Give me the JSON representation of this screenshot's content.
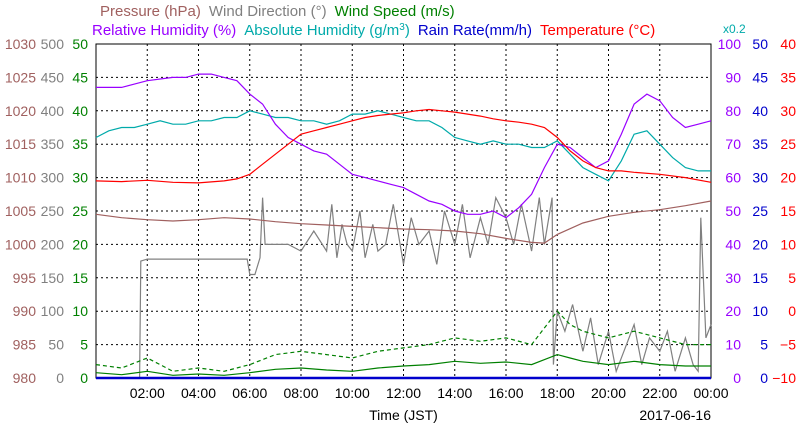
{
  "chart_data": {
    "type": "line",
    "xlabel": "Time (JST)",
    "date": "2017-06-16",
    "x_ticks": [
      "02:00",
      "04:00",
      "06:00",
      "08:00",
      "10:00",
      "12:00",
      "14:00",
      "16:00",
      "18:00",
      "20:00",
      "22:00",
      "00:00"
    ],
    "x_range_hours": [
      0,
      24
    ],
    "grid": true,
    "legend_row1": [
      {
        "name": "Pressure (hPa)",
        "color": "#a0605f"
      },
      {
        "name": "Wind Direction (°)",
        "color": "#808080"
      },
      {
        "name": "Wind Speed (m/s)",
        "color": "#008000"
      }
    ],
    "legend_row2": [
      {
        "name": "Relative Humidity (%)",
        "color": "#9900ff"
      },
      {
        "name": "Absolute Humidity (g/m³)",
        "color": "#00aaaa",
        "base": "Absolute Humidity (g/m",
        "sup": "3",
        "close": ")"
      },
      {
        "name": "Rain Rate(mm/h)",
        "color": "#0000cc"
      },
      {
        "name": "Temperature (°C)",
        "color": "#ff0000"
      }
    ],
    "abs_hum_scale_note": "x0.2",
    "axes": {
      "pressure": {
        "color": "#a0605f",
        "ylim": [
          980,
          1030
        ],
        "ticks": [
          "1030",
          "1025",
          "1020",
          "1015",
          "1010",
          "1005",
          "1000",
          "995",
          "990",
          "985",
          "980"
        ]
      },
      "wind_direction": {
        "color": "#808080",
        "ylim": [
          0,
          500
        ],
        "ticks": [
          "500",
          "450",
          "400",
          "350",
          "300",
          "250",
          "200",
          "150",
          "100",
          "50",
          "0"
        ]
      },
      "wind_speed": {
        "color": "#008000",
        "ylim": [
          0,
          50
        ],
        "ticks": [
          "50",
          "45",
          "40",
          "35",
          "30",
          "25",
          "20",
          "15",
          "10",
          "5",
          "0"
        ]
      },
      "relative_humidity": {
        "color": "#9900ff",
        "ylim": [
          0,
          100
        ],
        "ticks": [
          "100",
          "90",
          "80",
          "70",
          "60",
          "50",
          "40",
          "30",
          "20",
          "10",
          "0"
        ]
      },
      "rain_rate": {
        "color": "#0000cc",
        "ylim": [
          0,
          50
        ],
        "ticks": [
          "50",
          "45",
          "40",
          "35",
          "30",
          "25",
          "20",
          "15",
          "10",
          "5",
          "0"
        ]
      },
      "temperature": {
        "color": "#ff0000",
        "ylim": [
          -10,
          40
        ],
        "ticks": [
          "40",
          "35",
          "30",
          "25",
          "20",
          "15",
          "10",
          "5",
          "0",
          "−5",
          "−10"
        ]
      }
    },
    "series": [
      {
        "name": "Relative Humidity (%)",
        "axis": "relative_humidity",
        "color": "#9900ff",
        "x": [
          0,
          1,
          1.5,
          2,
          3,
          3.5,
          4,
          4.5,
          5,
          5.5,
          6,
          6.5,
          7,
          7.5,
          8,
          8.5,
          9,
          9.5,
          10,
          10.5,
          11,
          11.5,
          12,
          12.5,
          13,
          13.5,
          14,
          14.5,
          15,
          15.5,
          16,
          16.5,
          17,
          17.5,
          18,
          18.5,
          19,
          19.5,
          20,
          20.5,
          21,
          21.5,
          22,
          22.5,
          23,
          23.5,
          24
        ],
        "y": [
          87,
          87,
          88,
          89,
          90,
          90,
          91,
          91,
          90,
          89,
          85,
          82,
          76,
          72,
          70,
          68,
          67,
          64,
          61,
          60,
          59,
          58,
          57,
          55,
          53,
          52,
          50,
          49,
          49,
          50,
          48,
          51,
          55,
          63,
          70,
          69,
          66,
          63,
          65,
          73,
          82,
          85,
          83,
          78,
          75,
          76,
          77
        ]
      },
      {
        "name": "Absolute Humidity (g/m³) x0.2",
        "axis": "relative_humidity",
        "color": "#00aaaa",
        "x": [
          0,
          0.5,
          1,
          1.5,
          2,
          2.5,
          3,
          3.5,
          4,
          4.5,
          5,
          5.5,
          6,
          6.5,
          7,
          7.5,
          8,
          8.5,
          9,
          9.5,
          10,
          10.5,
          11,
          11.5,
          12,
          12.5,
          13,
          13.5,
          14,
          14.5,
          15,
          15.5,
          16,
          16.5,
          17,
          17.5,
          18,
          18.5,
          19,
          19.5,
          20,
          20.5,
          21,
          21.5,
          22,
          22.5,
          23,
          23.5,
          24
        ],
        "y": [
          72,
          74,
          75,
          75,
          76,
          77,
          76,
          76,
          77,
          77,
          78,
          78,
          80,
          79,
          78,
          78,
          77,
          77,
          76,
          77,
          79,
          79,
          80,
          79,
          78,
          77,
          77,
          75,
          72,
          71,
          70,
          71,
          70,
          70,
          69,
          69,
          71,
          67,
          63,
          61,
          59,
          65,
          73,
          74,
          70,
          66,
          63,
          62,
          62
        ]
      },
      {
        "name": "Temperature (°C)",
        "axis": "temperature",
        "color": "#ff0000",
        "x": [
          0,
          1,
          2,
          3,
          4,
          5,
          5.5,
          6,
          6.5,
          7,
          7.5,
          8,
          8.5,
          9,
          9.5,
          10,
          10.5,
          11,
          11.5,
          12,
          12.5,
          13,
          13.5,
          14,
          14.5,
          15,
          15.5,
          16,
          16.5,
          17,
          17.5,
          18,
          18.5,
          19,
          19.5,
          20,
          20.5,
          21,
          22,
          23,
          24
        ],
        "y": [
          19.5,
          19.4,
          19.6,
          19.3,
          19.2,
          19.5,
          19.8,
          20.5,
          22,
          23.5,
          25,
          26.5,
          27,
          27.5,
          28,
          28.5,
          29,
          29.3,
          29.5,
          29.7,
          30,
          30.2,
          30,
          29.8,
          29.5,
          29.2,
          28.8,
          28.5,
          28.3,
          28,
          27.5,
          26,
          24,
          22.5,
          21.5,
          21,
          21,
          20.8,
          20.5,
          20,
          19.3
        ]
      },
      {
        "name": "Pressure (hPa)",
        "axis": "pressure",
        "color": "#a0605f",
        "x": [
          0,
          1,
          2,
          3,
          4,
          5,
          6,
          7,
          8,
          9,
          10,
          11,
          12,
          13,
          14,
          15,
          16,
          17,
          17.5,
          18,
          19,
          20,
          21,
          22,
          23,
          24
        ],
        "y": [
          1004.5,
          1004,
          1003.7,
          1003.5,
          1003.7,
          1004,
          1003.8,
          1003.4,
          1003.1,
          1002.9,
          1002.7,
          1002.5,
          1002.3,
          1002.2,
          1002,
          1001.6,
          1000.9,
          1000.3,
          1000.2,
          1001.5,
          1003.2,
          1004.2,
          1004.8,
          1005.2,
          1005.8,
          1006.5
        ]
      },
      {
        "name": "Wind Direction (°)",
        "axis": "wind_direction",
        "color": "#808080",
        "x": [
          0,
          1.7,
          1.75,
          2,
          3,
          4,
          5,
          5.9,
          6.0,
          6.2,
          6.4,
          6.5,
          6.6,
          6.7,
          7,
          7.5,
          8,
          8.5,
          9,
          9.2,
          9.4,
          9.6,
          9.8,
          10,
          10.3,
          10.5,
          10.8,
          11,
          11.3,
          11.6,
          12,
          12.3,
          12.6,
          13,
          13.3,
          13.6,
          14,
          14.3,
          14.6,
          15,
          15.3,
          15.6,
          16,
          16.3,
          16.6,
          17,
          17.3,
          17.5,
          17.8,
          17.85,
          18,
          18.3,
          18.6,
          19,
          19.3,
          19.6,
          20,
          20.3,
          20.6,
          21,
          21.3,
          21.6,
          22,
          22.3,
          22.6,
          23,
          23.3,
          23.5,
          23.6,
          23.8,
          24
        ],
        "y": [
          0,
          0,
          175,
          178,
          178,
          178,
          178,
          178,
          155,
          155,
          180,
          270,
          200,
          200,
          200,
          200,
          190,
          220,
          190,
          260,
          180,
          230,
          200,
          190,
          250,
          180,
          230,
          190,
          200,
          260,
          170,
          240,
          200,
          220,
          170,
          250,
          200,
          260,
          180,
          240,
          200,
          270,
          240,
          200,
          260,
          190,
          270,
          200,
          270,
          20,
          100,
          70,
          110,
          40,
          90,
          20,
          70,
          10,
          40,
          80,
          20,
          60,
          40,
          70,
          10,
          60,
          20,
          10,
          240,
          60,
          80
        ]
      },
      {
        "name": "Wind Speed (m/s)",
        "axis": "wind_speed",
        "color": "#008000",
        "style": "dashed",
        "x": [
          0,
          1,
          2,
          3,
          4,
          5,
          6,
          7,
          8,
          9,
          10,
          11,
          12,
          13,
          14,
          15,
          16,
          17,
          18,
          18.5,
          19,
          20,
          21,
          22,
          23,
          24
        ],
        "y": [
          2,
          1.5,
          3,
          1,
          1.5,
          1,
          2,
          3.5,
          4,
          3.5,
          3,
          4,
          4.5,
          5,
          6,
          5.5,
          6,
          5,
          10,
          8,
          7,
          6,
          7,
          6,
          5,
          5
        ]
      },
      {
        "name": "Wind Speed (m/s)",
        "axis": "wind_speed",
        "color": "#008000",
        "style": "solid",
        "x": [
          0,
          1,
          2,
          3,
          4,
          5,
          6,
          7,
          8,
          9,
          10,
          11,
          12,
          13,
          14,
          15,
          16,
          17,
          18,
          18.5,
          19,
          20,
          21,
          22,
          23,
          24
        ],
        "y": [
          0.8,
          0.5,
          1,
          0.4,
          0.6,
          0.4,
          0.8,
          1.3,
          1.5,
          1.2,
          1,
          1.5,
          1.8,
          2,
          2.5,
          2.2,
          2.4,
          2,
          3.5,
          3,
          2.5,
          2,
          2.5,
          2,
          1.8,
          1.8
        ]
      },
      {
        "name": "Rain Rate(mm/h)",
        "axis": "rain_rate",
        "color": "#0000cc",
        "x": [
          0,
          24
        ],
        "y": [
          0,
          0
        ]
      }
    ]
  }
}
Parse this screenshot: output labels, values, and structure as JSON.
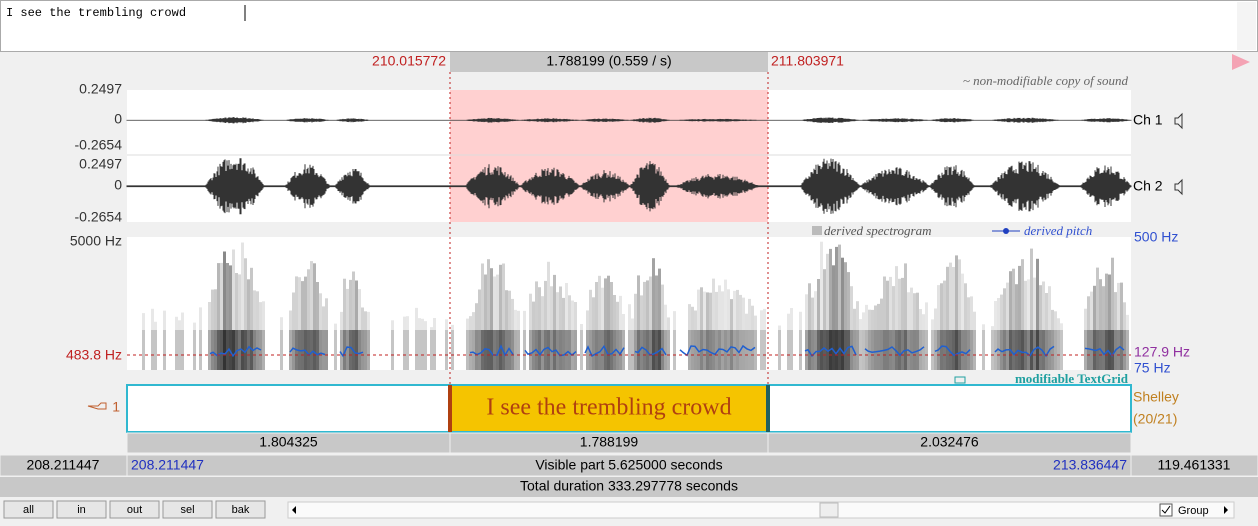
{
  "text_editor": {
    "text": "I see the trembling crowd"
  },
  "selection": {
    "start": "210.015772",
    "duration": "1.788199 (0.559 / s)",
    "end": "211.803971"
  },
  "sound": {
    "label": "~ non-modifiable copy of sound",
    "channels": [
      {
        "name": "Ch 1",
        "max": "0.2497",
        "zero": "0",
        "min": "-0.2654"
      },
      {
        "name": "Ch 2",
        "max": "0.2497",
        "zero": "0",
        "min": "-0.2654"
      }
    ]
  },
  "spectrogram": {
    "top": "5000 Hz",
    "cursor": "483.8 Hz",
    "legend_spectrogram": "derived spectrogram",
    "legend_pitch": "derived pitch",
    "pitch_top": "500 Hz",
    "pitch_cursor": "127.9 Hz",
    "pitch_bottom": "75 Hz"
  },
  "textgrid": {
    "label": "modifiable TextGrid",
    "tier_number": "1",
    "tier_name": "Shelley",
    "tier_count": "(20/21)",
    "selected_interval_text": "I see the trembling crowd",
    "interval_durations": [
      "1.804325",
      "1.788199",
      "2.032476"
    ]
  },
  "footer": {
    "window_start": "208.211447",
    "visible_start": "208.211447",
    "visible_part": "Visible part 5.625000 seconds",
    "visible_end": "213.836447",
    "window_end": "119.461331",
    "total_duration": "Total duration 333.297778 seconds"
  },
  "toolbar": {
    "buttons": [
      "all",
      "in",
      "out",
      "sel",
      "bak"
    ],
    "group": "Group"
  }
}
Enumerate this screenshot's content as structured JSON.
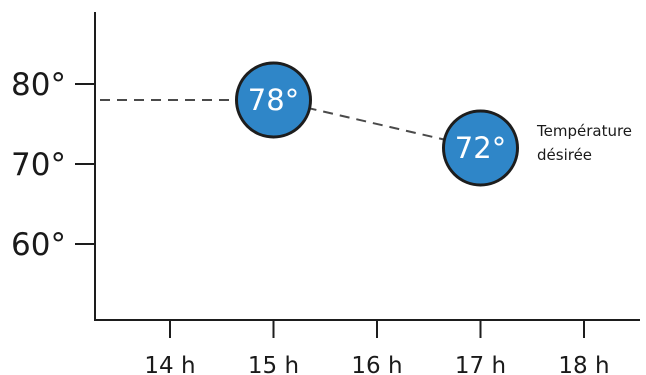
{
  "chart_data": {
    "type": "line",
    "x_categories": [
      "14 h",
      "15 h",
      "16 h",
      "17 h",
      "18 h"
    ],
    "y_ticks": [
      {
        "value": 60,
        "label": "60°"
      },
      {
        "value": 70,
        "label": "70°"
      },
      {
        "value": 80,
        "label": "80°"
      }
    ],
    "ylim": [
      50.5,
      89
    ],
    "series": [
      {
        "points": [
          {
            "x": "14 h",
            "y": 78,
            "origin_from_y_axis": true
          },
          {
            "x": "15 h",
            "y": 78,
            "label": "78°"
          },
          {
            "x": "17 h",
            "y": 72,
            "label": "72°"
          }
        ]
      }
    ],
    "annotation": {
      "line1": "Température",
      "line2": "désirée"
    },
    "grid": false,
    "colors": {
      "bubble_fill": "#2f86c8",
      "bubble_stroke": "#1d1d1d",
      "line": "#4a4a4a",
      "axis": "#1d1d1d"
    }
  }
}
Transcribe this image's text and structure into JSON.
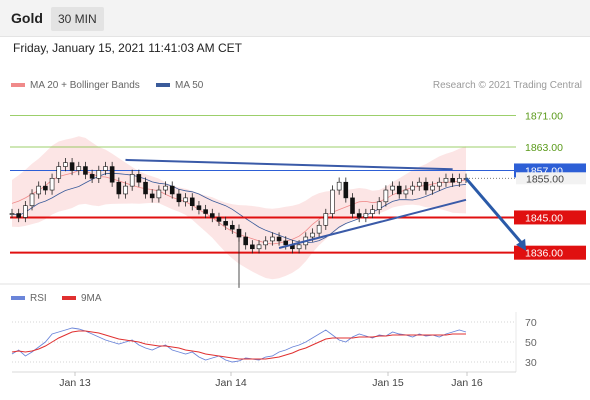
{
  "header": {
    "title": "Gold",
    "timeframe": "30 MIN"
  },
  "datetime": "Friday, January 15, 2021 11:41:03 AM CET",
  "credit": "Research © 2021 Trading Central",
  "colors": {
    "bollinger": "#f08a8a",
    "ma50": "#3a5b9a",
    "resistance": "#7bbf3a",
    "support": "#e01010",
    "current": "#2d5fd6",
    "rsi": "#6b85d9",
    "rsi_ma": "#e03030"
  },
  "chart_data": [
    {
      "type": "line",
      "title": "",
      "legend": [
        {
          "name": "MA 20 + Bollinger Bands",
          "color": "#f08a8a"
        },
        {
          "name": "MA 50",
          "color": "#3a5b9a"
        }
      ],
      "ylim": [
        1828,
        1875
      ],
      "x_ticks": [
        "Jan 13",
        "Jan 14",
        "Jan 15",
        "Jan 16"
      ],
      "levels": [
        {
          "value": 1871.0,
          "label": "1871.00",
          "kind": "resistance"
        },
        {
          "value": 1863.0,
          "label": "1863.00",
          "kind": "resistance"
        },
        {
          "value": 1857.0,
          "label": "1857.00",
          "kind": "current"
        },
        {
          "value": 1855.0,
          "label": "1855.00",
          "kind": "hidden"
        },
        {
          "value": 1845.0,
          "label": "1845.00",
          "kind": "support"
        },
        {
          "value": 1836.0,
          "label": "1836.00",
          "kind": "support"
        }
      ],
      "price": [
        1846,
        1845,
        1848,
        1851,
        1853,
        1852,
        1855,
        1858,
        1859,
        1857,
        1858,
        1856,
        1855,
        1857,
        1858,
        1854,
        1851,
        1853,
        1856,
        1854,
        1851,
        1850,
        1852,
        1853,
        1851,
        1849,
        1850,
        1848,
        1847,
        1846,
        1845,
        1844,
        1843,
        1842,
        1840,
        1838,
        1837,
        1838,
        1839,
        1840,
        1839,
        1838,
        1837,
        1838,
        1840,
        1841,
        1843,
        1846,
        1852,
        1854,
        1850,
        1846,
        1845,
        1846,
        1847,
        1849,
        1852,
        1853,
        1851,
        1852,
        1853,
        1854,
        1852,
        1853,
        1854,
        1855,
        1854,
        1855,
        1855
      ],
      "lows": [
        {
          "index": 34,
          "value": 1827
        }
      ],
      "trendlines": [
        {
          "from": {
            "index": 17,
            "value": 1859.7
          },
          "to": {
            "index": 66,
            "value": 1857.3
          }
        },
        {
          "from": {
            "index": 40,
            "value": 1837.2
          },
          "to": {
            "index": 68,
            "value": 1849.5
          }
        }
      ],
      "projection": {
        "from": {
          "index": 68,
          "value": 1855
        },
        "to": {
          "index": 77,
          "value": 1836.5
        }
      }
    },
    {
      "type": "line",
      "title": "",
      "legend": [
        {
          "name": "RSI",
          "color": "#6b85d9"
        },
        {
          "name": "9MA",
          "color": "#e03030"
        }
      ],
      "ylim": [
        20,
        80
      ],
      "y_ticks": [
        70,
        50,
        30
      ],
      "rsi": [
        38,
        42,
        36,
        40,
        45,
        50,
        58,
        60,
        62,
        64,
        63,
        61,
        58,
        55,
        52,
        50,
        48,
        50,
        52,
        47,
        44,
        42,
        45,
        47,
        42,
        40,
        38,
        40,
        35,
        32,
        34,
        36,
        32,
        30,
        31,
        34,
        33,
        32,
        35,
        36,
        40,
        42,
        45,
        47,
        50,
        54,
        58,
        62,
        57,
        52,
        50,
        55,
        58,
        56,
        54,
        57,
        56,
        60,
        58,
        57,
        55,
        58,
        56,
        57,
        55,
        58,
        60,
        62,
        60
      ],
      "rsi_ma": [
        40,
        41,
        40,
        41,
        43,
        46,
        50,
        54,
        57,
        60,
        61,
        61,
        60,
        59,
        57,
        55,
        53,
        52,
        51,
        50,
        48,
        47,
        46,
        46,
        45,
        44,
        42,
        41,
        40,
        38,
        37,
        36,
        35,
        34,
        33,
        33,
        33,
        33,
        33,
        34,
        35,
        37,
        39,
        42,
        44,
        47,
        50,
        53,
        54,
        54,
        54,
        54,
        55,
        55,
        55,
        56,
        56,
        57,
        57,
        57,
        57,
        57,
        57,
        57,
        57,
        57,
        58,
        58,
        58
      ]
    }
  ],
  "legend1": {
    "ma20": "MA 20 + Bollinger Bands",
    "ma50": "MA 50"
  },
  "legend2": {
    "rsi": "RSI",
    "ma9": "9MA"
  }
}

───

- [WHAT TO WORK ON]
Pull out all lines from the entries above in which the word "trembling" appears.

- [SOLUTION FOR THIS TASK]
    "text": "I see the trembling crowd"
    "selected_interval_text": "I see the trembling crowd",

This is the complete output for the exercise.